═════ RECORDS

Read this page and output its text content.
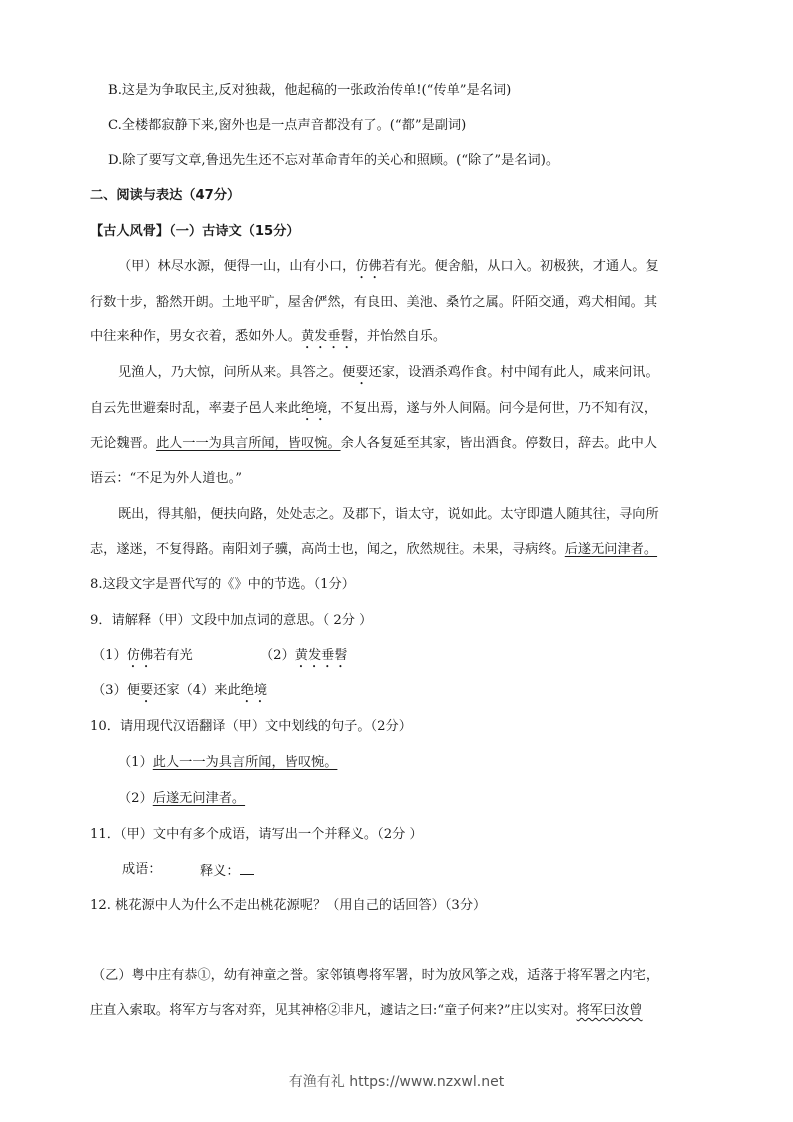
B.这是为争取民主,反对独裁，他起稿的一张政治传单!(“传单”是名词)
C.全楼都寂静下来,窗外也是一点声音都没有了。(“都”是副词)
D.除了要写文章,鲁迅先生还不忘对革命青年的关心和照顾。(“除了”是名词)。
二、阅读与表达（47分）
【古人风骨】（一）古诗文（15分）
（甲）林尽水源，便得一山，山有小口，仿佛若有光。便舍船，从口入。初极狭，才通人。复
行数十步，豁然开朗。土地平旷，屋舍俨然，有良田、美池、桑竹之属。阡陌交通，鸡犬相闻。其
中往来种作，男女衣着，悉如外人。黄发垂髫，并怡然自乐。
见渔人，乃大惊，问所从来。具答之。便要还家，设酒杀鸡作食。村中闻有此人，咸来问讯。
自云先世避秦时乱，率妻子邑人来此绝境，不复出焉，遂与外人间隔。问今是何世，乃不知有汉，
无论魏晋。此人一一为具言所闻，皆叹惋。余人各复延至其家，皆出酒食。停数日，辞去。此中人
语云：“不足为外人道也。”
既出，得其船，便扶向路，处处志之。及郡下，诣太守，说如此。太守即遣人随其往，寻向所
志，遂迷，不复得路。南阳刘子骥，高尚士也，闻之，欣然规往。未果，寻病终。后遂无问津者。
8.这段文字是晋代写的《》中的节选。（1分）
9．请解释（甲）文段中加点词的意思。（ 2分 ）
（1）仿佛若有光	（2）黄发垂髫
（3）便要还家（4）来此绝境
10．请用现代汉语翻译（甲）文中划线的句子。（2分）
（1）此人一一为具言所闻，皆叹惋。
（2）后遂无问津者。
11．（甲）文中有多个成语，请写出一个并释义。（2分 ）
成语：	释义：
12. 桃花源中人为什么不走出桃花源呢？（用自己的话回答）（3分）
（乙）粤中庄有恭①，幼有神童之誉。家邻镇粤将军署，时为放风筝之戏，适落于将军署之内宅，
庄直入索取。将军方与客对弈，见其神格②非凡，遽诘之曰:“童子何来?”庄以实对。将军曰汝曾
有渔有礼 https://www.nzxwl.net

══════════

» WRITTEN EXERCISE
Search the entries for the word "黄发垂髫", then list each line that holds it.

» REPLY
中往来种作，男女衣着，悉如外人。黄发垂髫，并怡然自乐。
（1）仿佛若有光	（2）黄发垂髫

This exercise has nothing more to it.